Write out the records again, exactly, leaving none out.

— START OF Information provided —

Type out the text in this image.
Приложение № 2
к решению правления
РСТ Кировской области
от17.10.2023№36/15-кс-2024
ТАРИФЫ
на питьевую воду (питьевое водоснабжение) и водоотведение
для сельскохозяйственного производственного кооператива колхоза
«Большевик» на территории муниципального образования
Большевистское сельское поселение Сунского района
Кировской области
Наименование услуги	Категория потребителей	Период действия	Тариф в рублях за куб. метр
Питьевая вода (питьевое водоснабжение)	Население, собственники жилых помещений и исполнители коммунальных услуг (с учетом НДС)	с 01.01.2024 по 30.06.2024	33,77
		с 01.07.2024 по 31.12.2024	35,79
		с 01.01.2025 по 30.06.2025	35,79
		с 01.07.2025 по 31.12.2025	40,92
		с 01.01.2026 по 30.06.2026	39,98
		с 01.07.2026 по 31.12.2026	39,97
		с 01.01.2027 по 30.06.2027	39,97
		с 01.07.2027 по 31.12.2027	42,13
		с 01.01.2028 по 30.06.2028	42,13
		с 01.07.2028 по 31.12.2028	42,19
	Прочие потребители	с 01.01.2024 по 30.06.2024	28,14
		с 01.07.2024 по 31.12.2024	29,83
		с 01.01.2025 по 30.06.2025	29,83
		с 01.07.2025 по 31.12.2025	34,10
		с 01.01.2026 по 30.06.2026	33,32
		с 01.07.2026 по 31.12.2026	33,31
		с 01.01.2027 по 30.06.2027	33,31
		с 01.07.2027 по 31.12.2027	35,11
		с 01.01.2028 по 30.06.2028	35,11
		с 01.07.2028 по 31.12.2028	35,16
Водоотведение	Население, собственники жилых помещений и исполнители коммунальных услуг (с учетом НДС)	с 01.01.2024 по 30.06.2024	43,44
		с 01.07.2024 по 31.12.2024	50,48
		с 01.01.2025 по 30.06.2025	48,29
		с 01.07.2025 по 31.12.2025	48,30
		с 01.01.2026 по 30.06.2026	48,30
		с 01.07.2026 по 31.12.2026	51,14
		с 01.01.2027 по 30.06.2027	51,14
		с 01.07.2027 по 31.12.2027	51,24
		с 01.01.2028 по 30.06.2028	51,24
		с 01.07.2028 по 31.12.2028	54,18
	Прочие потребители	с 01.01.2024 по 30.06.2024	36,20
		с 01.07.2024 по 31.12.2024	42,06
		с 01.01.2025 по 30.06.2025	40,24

— END OF Information provided —

[Response to the task]
Type out the text in this image.
Приложение № 2
к решению правления
РСТ Кировской области
от17.10.2023№36/15-кс-2024
ТАРИФЫ
на питьевую воду (питьевое водоснабжение) и водоотведение
для сельскохозяйственного производственного кооператива колхоза
«Большевик» на территории муниципального образования
Большевистское сельское поселение Сунского района
Кировской области
Наименование услуги	Категория потребителей	Период действия	Тариф в рублях за куб. метр
Питьевая вода (питьевое водоснабжение)	Население, собственники жилых помещений и исполнители коммунальных услуг (с учетом НДС)	с 01.01.2024 по 30.06.2024	33,77
		с 01.07.2024 по 31.12.2024	35,79
		с 01.01.2025 по 30.06.2025	35,79
		с 01.07.2025 по 31.12.2025	40,92
		с 01.01.2026 по 30.06.2026	39,98
		с 01.07.2026 по 31.12.2026	39,97
		с 01.01.2027 по 30.06.2027	39,97
		с 01.07.2027 по 31.12.2027	42,13
		с 01.01.2028 по 30.06.2028	42,13
		с 01.07.2028 по 31.12.2028	42,19
	Прочие потребители	с 01.01.2024 по 30.06.2024	28,14
		с 01.07.2024 по 31.12.2024	29,83
		с 01.01.2025 по 30.06.2025	29,83
		с 01.07.2025 по 31.12.2025	34,10
		с 01.01.2026 по 30.06.2026	33,32
		с 01.07.2026 по 31.12.2026	33,31
		с 01.01.2027 по 30.06.2027	33,31
		с 01.07.2027 по 31.12.2027	35,11
		с 01.01.2028 по 30.06.2028	35,11
		с 01.07.2028 по 31.12.2028	35,16
Водоотведение	Население, собственники жилых помещений и исполнители коммунальных услуг (с учетом НДС)	с 01.01.2024 по 30.06.2024	43,44
		с 01.07.2024 по 31.12.2024	50,48
		с 01.01.2025 по 30.06.2025	48,29
		с 01.07.2025 по 31.12.2025	48,30
		с 01.01.2026 по 30.06.2026	48,30
		с 01.07.2026 по 31.12.2026	51,14
		с 01.01.2027 по 30.06.2027	51,14
		с 01.07.2027 по 31.12.2027	51,24
		с 01.01.2028 по 30.06.2028	51,24
		с 01.07.2028 по 31.12.2028	54,18
	Прочие потребители	с 01.01.2024 по 30.06.2024	36,20
		с 01.07.2024 по 31.12.2024	42,06
		с 01.01.2025 по 30.06.2025	40,24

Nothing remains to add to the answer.